START Given information
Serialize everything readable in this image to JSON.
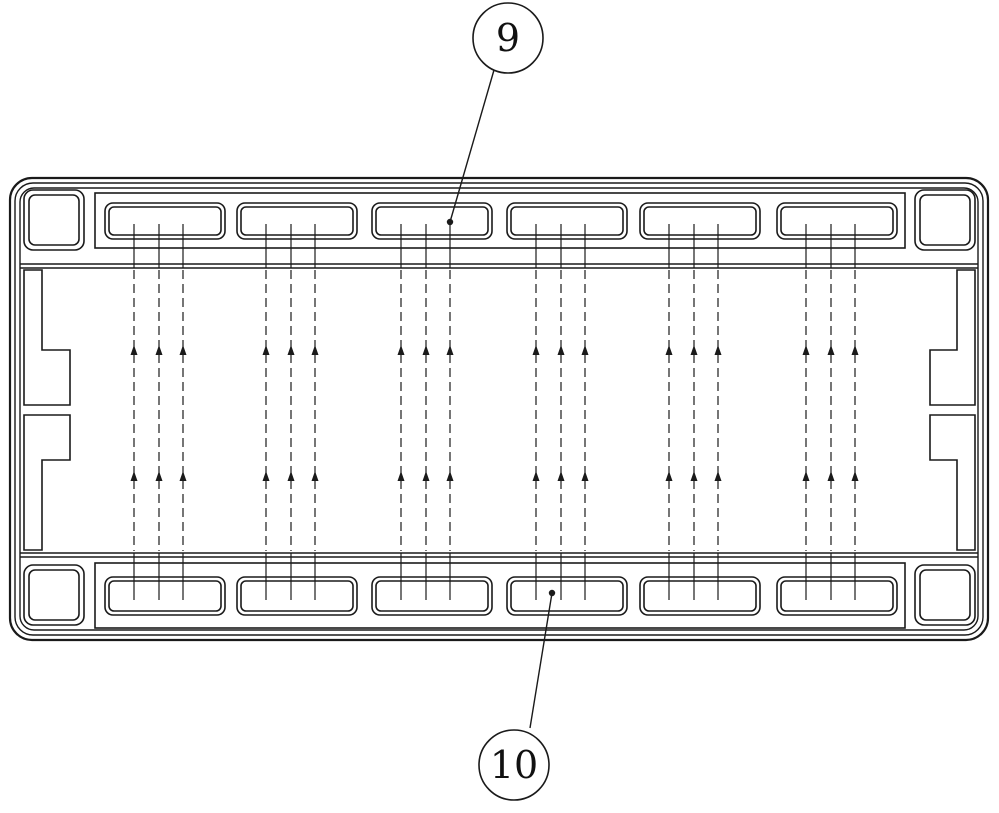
{
  "callouts": [
    {
      "id": "top",
      "label": "9"
    },
    {
      "id": "bottom",
      "label": "10"
    }
  ],
  "layout_counts": {
    "channel_slots_per_row": 6,
    "flow_lines_per_slot": 3,
    "arrow_rows": 2
  },
  "colors": {
    "line": "#1a1a1a",
    "background": "#ffffff"
  }
}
END Given information
● **The problem**: Strip out the pictures and quote the remaining data word for word.

● **Finished exercise**:
Serialize everything readable in this image to JSON.
{
  "callouts": [
    {
      "id": "top",
      "label": "9"
    },
    {
      "id": "bottom",
      "label": "10"
    }
  ],
  "layout_counts": {
    "channel_slots_per_row": 6,
    "flow_lines_per_slot": 3,
    "arrow_rows": 2
  },
  "colors": {
    "line": "#1a1a1a",
    "background": "#ffffff"
  }
}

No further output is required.